WHAT TO WORK ON:
Each line of the data that includes the string "download" is to be copied out.

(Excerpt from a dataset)
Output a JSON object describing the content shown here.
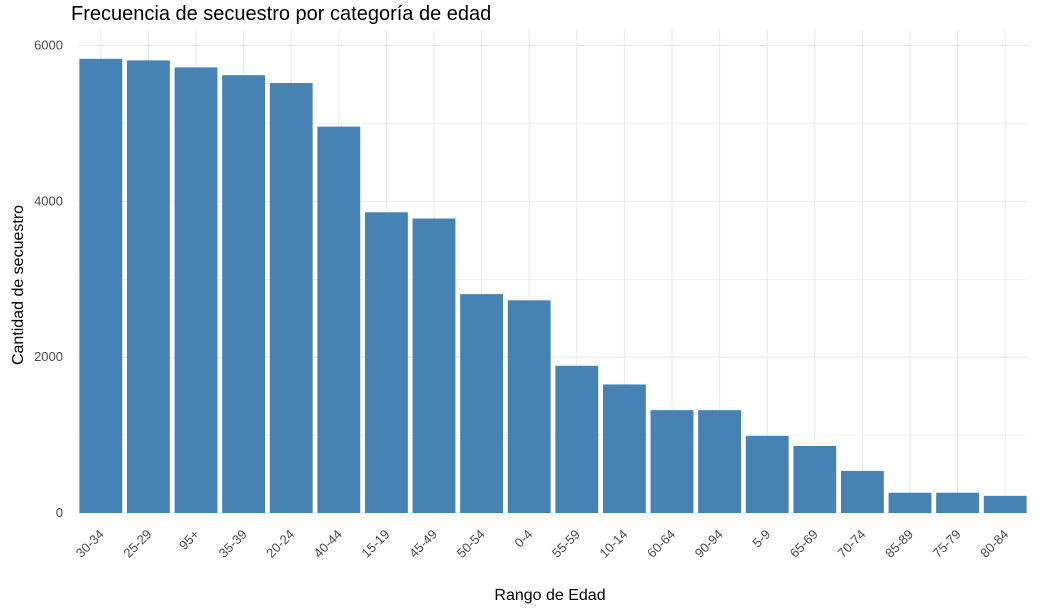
{
  "chart_data": {
    "type": "bar",
    "title": "Frecuencia de secuestro por categoría de edad",
    "xlabel": "Rango de Edad",
    "ylabel": "Cantidad de secuestro",
    "categories": [
      "30-34",
      "25-29",
      "95+",
      "35-39",
      "20-24",
      "40-44",
      "15-19",
      "45-49",
      "50-54",
      "0-4",
      "55-59",
      "10-14",
      "60-64",
      "90-94",
      "5-9",
      "65-69",
      "70-74",
      "85-89",
      "75-79",
      "80-84"
    ],
    "values": [
      5830,
      5810,
      5720,
      5620,
      5520,
      4960,
      3860,
      3780,
      2810,
      2730,
      1890,
      1650,
      1320,
      1320,
      990,
      860,
      540,
      260,
      260,
      220
    ],
    "yticks": [
      0,
      2000,
      4000,
      6000
    ],
    "ylim": [
      0,
      6200
    ],
    "grid": true,
    "legend": "none",
    "bar_color": "#4682B4",
    "grid_color": "#ebebeb"
  }
}
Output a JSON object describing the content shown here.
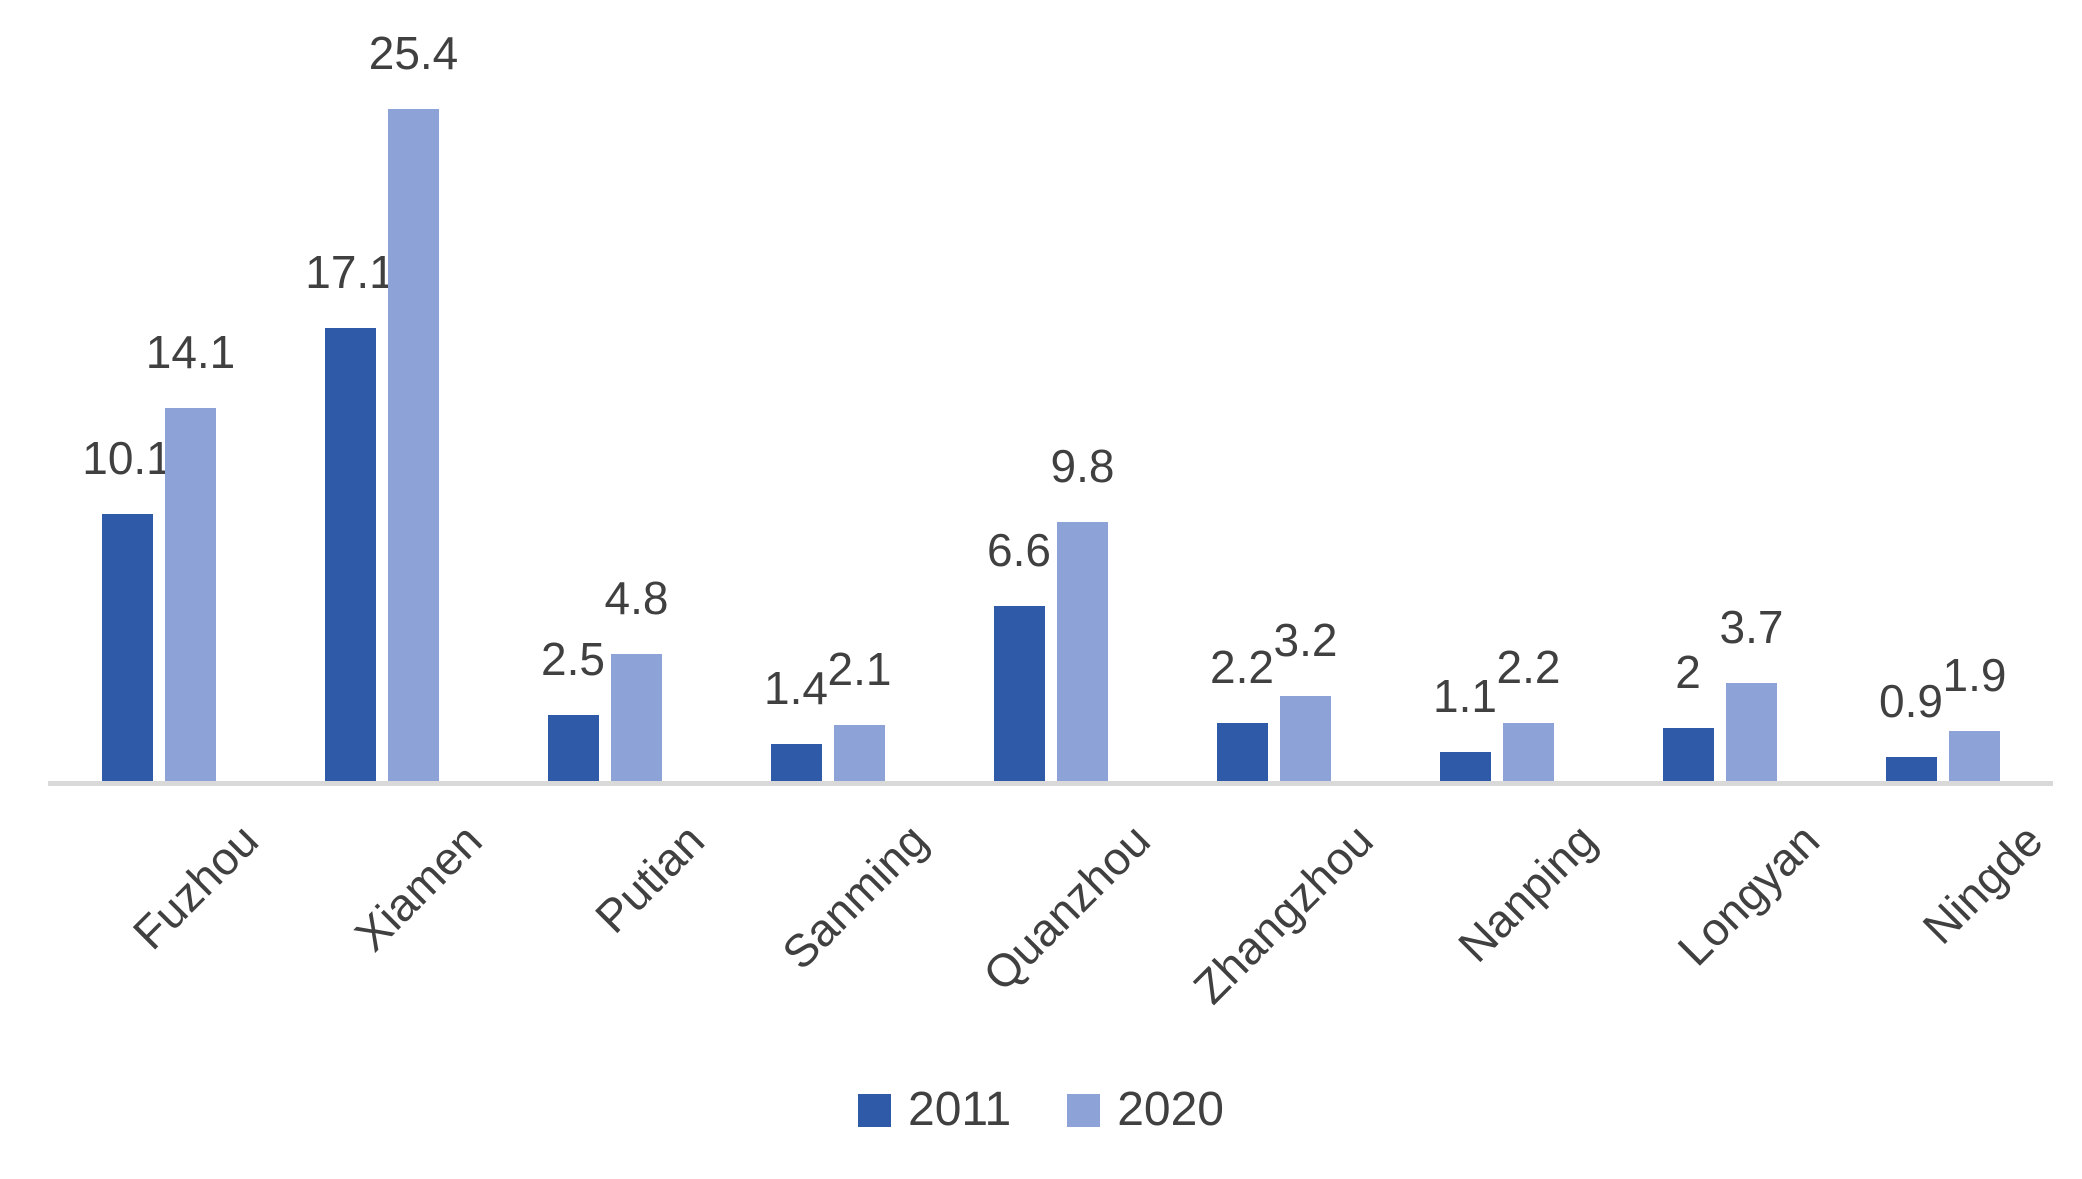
{
  "chart_data": {
    "type": "bar",
    "title": "",
    "xlabel": "",
    "ylabel": "",
    "categories": [
      "Fuzhou",
      "Xiamen",
      "Putian",
      "Sanming",
      "Quanzhou",
      "Zhangzhou",
      "Nanping",
      "Longyan",
      "Ningde"
    ],
    "series": [
      {
        "name": "2011",
        "color": "#2F5AA7",
        "values": [
          10.1,
          17.1,
          2.5,
          1.4,
          6.6,
          2.2,
          1.1,
          2,
          0.9
        ]
      },
      {
        "name": "2020",
        "color": "#8DA3D8",
        "values": [
          14.1,
          25.4,
          4.8,
          2.1,
          9.8,
          3.2,
          2.2,
          3.7,
          1.9
        ]
      }
    ],
    "data_labels": [
      "10.1",
      "17.1",
      "2.5",
      "1.4",
      "6.6",
      "2.2",
      "1.1",
      "2",
      "0.9",
      "14.1",
      "25.4",
      "4.8",
      "2.1",
      "9.8",
      "3.2",
      "2.2",
      "3.7",
      "1.9"
    ],
    "ylim": [
      0,
      29.5
    ],
    "grid": false,
    "y_axis_visible": false,
    "x_axis_line_color": "#D9D9D9",
    "label_text_color": "#404040",
    "legend_position": "bottom"
  }
}
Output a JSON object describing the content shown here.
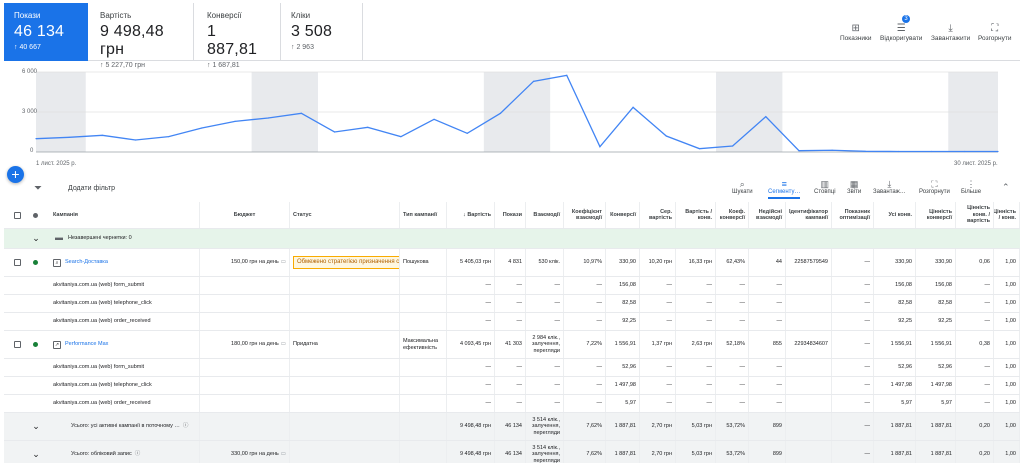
{
  "scorecards": [
    {
      "label": "Покази",
      "value": "46 134",
      "delta": "↑ 40 667",
      "selected": true
    },
    {
      "label": "Вартість",
      "value": "9 498,48 грн",
      "delta": "↑ 5 227,70 грн"
    },
    {
      "label": "Конверсії",
      "value": "1 887,81",
      "delta": "↑ 1 687,81"
    },
    {
      "label": "Кліки",
      "value": "3 508",
      "delta": "↑ 2 963"
    }
  ],
  "top_toolbar": {
    "indicators": "Показники",
    "edit": "Відкоригувати",
    "edit_badge": "3",
    "download": "Завантажити",
    "expand": "Розгорнути"
  },
  "chart_data": {
    "type": "line",
    "yticks": [
      "6 000",
      "3 000",
      "0"
    ],
    "ylim": [
      0,
      6000
    ],
    "x_start_label": "1 лист. 2025 р.",
    "x_end_label": "30 лист. 2025 р.",
    "series_color": "#4285f4",
    "x": [
      1,
      2,
      3,
      4,
      5,
      6,
      7,
      8,
      9,
      10,
      11,
      12,
      13,
      14,
      15,
      16,
      17,
      18,
      19,
      20,
      21,
      22,
      23,
      24,
      25,
      26,
      27,
      28,
      29,
      30
    ],
    "values": [
      1000,
      1100,
      1250,
      900,
      1150,
      1800,
      2300,
      2550,
      2900,
      1500,
      1850,
      1150,
      2450,
      1400,
      2900,
      5300,
      5750,
      400,
      3350,
      1200,
      250,
      450,
      2650,
      100,
      130,
      50,
      40,
      40,
      40,
      40
    ],
    "shaded_weekends": [
      [
        1,
        2
      ],
      [
        8,
        9
      ],
      [
        15,
        16
      ],
      [
        22,
        23
      ],
      [
        29,
        30
      ]
    ]
  },
  "filter_bar": {
    "add_filter": "Додати фільтр",
    "tools": [
      {
        "label": "Шукати",
        "icon": "search-icon"
      },
      {
        "label": "Сегменту…",
        "icon": "segment-icon",
        "active": true
      },
      {
        "label": "Стовпці",
        "icon": "columns-icon"
      },
      {
        "label": "Звіти",
        "icon": "reports-icon"
      },
      {
        "label": "Завантаж…",
        "icon": "download-icon"
      },
      {
        "label": "Розгорнути",
        "icon": "expand-icon"
      },
      {
        "label": "Більше",
        "icon": "more-icon"
      }
    ]
  },
  "table": {
    "headers": [
      "Кампанія",
      "Бюджет",
      "Статус",
      "Тип кампанії",
      "↓ Вартість",
      "Покази",
      "Взаємодії",
      "Коефіцієнт взаємодії",
      "Конверсії",
      "Сер. вартість",
      "Вартість / конв.",
      "Коеф. конверсії",
      "Недійсні взаємодії",
      "Ідентифікатор кампанії",
      "Показник оптимізації",
      "Усі конв.",
      "Цінність конверсії",
      "Цінність конв. / вартість",
      "Цінність / конв."
    ],
    "drafts_label": "Незавершені чернетки: 0",
    "rows": [
      {
        "kind": "campaign",
        "cells": [
          "Search-Доставка",
          "150,00 грн на день",
          "Обмежено стратегією призначення ставок",
          "Пошукова",
          "5 405,03 грн",
          "4 831",
          "530 клік.",
          "10,97%",
          "330,90",
          "10,20 грн",
          "16,33 грн",
          "62,43%",
          "44",
          "22587579549",
          "—",
          "330,90",
          "330,90",
          "0,06",
          "1,00"
        ]
      },
      {
        "kind": "sub",
        "cells": [
          "akvitaniya.com.ua (web) form_submit",
          "",
          "",
          "",
          "—",
          "—",
          "—",
          "—",
          "156,08",
          "—",
          "—",
          "—",
          "—",
          "",
          "—",
          "156,08",
          "156,08",
          "—",
          "1,00"
        ]
      },
      {
        "kind": "sub",
        "cells": [
          "akvitaniya.com.ua (web) telephone_click",
          "",
          "",
          "",
          "—",
          "—",
          "—",
          "—",
          "82,58",
          "—",
          "—",
          "—",
          "—",
          "",
          "—",
          "82,58",
          "82,58",
          "—",
          "1,00"
        ]
      },
      {
        "kind": "sub",
        "cells": [
          "akvitaniya.com.ua (web) order_received",
          "",
          "",
          "",
          "—",
          "—",
          "—",
          "—",
          "92,25",
          "—",
          "—",
          "—",
          "—",
          "",
          "—",
          "92,25",
          "92,25",
          "—",
          "1,00"
        ]
      },
      {
        "kind": "campaign",
        "cells": [
          "Performance Max",
          "180,00 грн на день",
          "Придатна",
          "Максимальна ефективність",
          "4 093,45 грн",
          "41 303",
          "2 984 клік., залучення, перегляди",
          "7,22%",
          "1 556,91",
          "1,37 грн",
          "2,63 грн",
          "52,18%",
          "855",
          "22934834607",
          "—",
          "1 556,91",
          "1 556,91",
          "0,38",
          "1,00"
        ]
      },
      {
        "kind": "sub",
        "cells": [
          "akvitaniya.com.ua (web) form_submit",
          "",
          "",
          "",
          "—",
          "—",
          "—",
          "—",
          "52,96",
          "—",
          "—",
          "—",
          "—",
          "",
          "—",
          "52,96",
          "52,96",
          "—",
          "1,00"
        ]
      },
      {
        "kind": "sub",
        "cells": [
          "akvitaniya.com.ua (web) telephone_click",
          "",
          "",
          "",
          "—",
          "—",
          "—",
          "—",
          "1 497,98",
          "—",
          "—",
          "—",
          "—",
          "",
          "—",
          "1 497,98",
          "1 497,98",
          "—",
          "1,00"
        ]
      },
      {
        "kind": "sub",
        "cells": [
          "akvitaniya.com.ua (web) order_received",
          "",
          "",
          "",
          "—",
          "—",
          "—",
          "—",
          "5,97",
          "—",
          "—",
          "—",
          "—",
          "",
          "—",
          "5,97",
          "5,97",
          "—",
          "1,00"
        ]
      },
      {
        "kind": "total",
        "cells": [
          "Усього: усі активні кампанії в поточному …",
          "",
          "",
          "",
          "9 498,48 грн",
          "46 134",
          "3 514 клік., залучення, перегляди",
          "7,62%",
          "1 887,81",
          "2,70 грн",
          "5,03 грн",
          "53,72%",
          "899",
          "",
          "—",
          "1 887,81",
          "1 887,81",
          "0,20",
          "1,00"
        ]
      },
      {
        "kind": "total",
        "cells": [
          "Усього: обліковий запис",
          "330,00 грн на день",
          "",
          "",
          "9 498,48 грн",
          "46 134",
          "3 514 клік., залучення, перегляди",
          "7,62%",
          "1 887,81",
          "2,70 грн",
          "5,03 грн",
          "53,72%",
          "899",
          "",
          "—",
          "1 887,81",
          "1 887,81",
          "0,20",
          "1,00"
        ]
      }
    ]
  }
}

RESULT OF THE EXERCISE:
    "download": "Завантажити",
        "icon": "download-icon"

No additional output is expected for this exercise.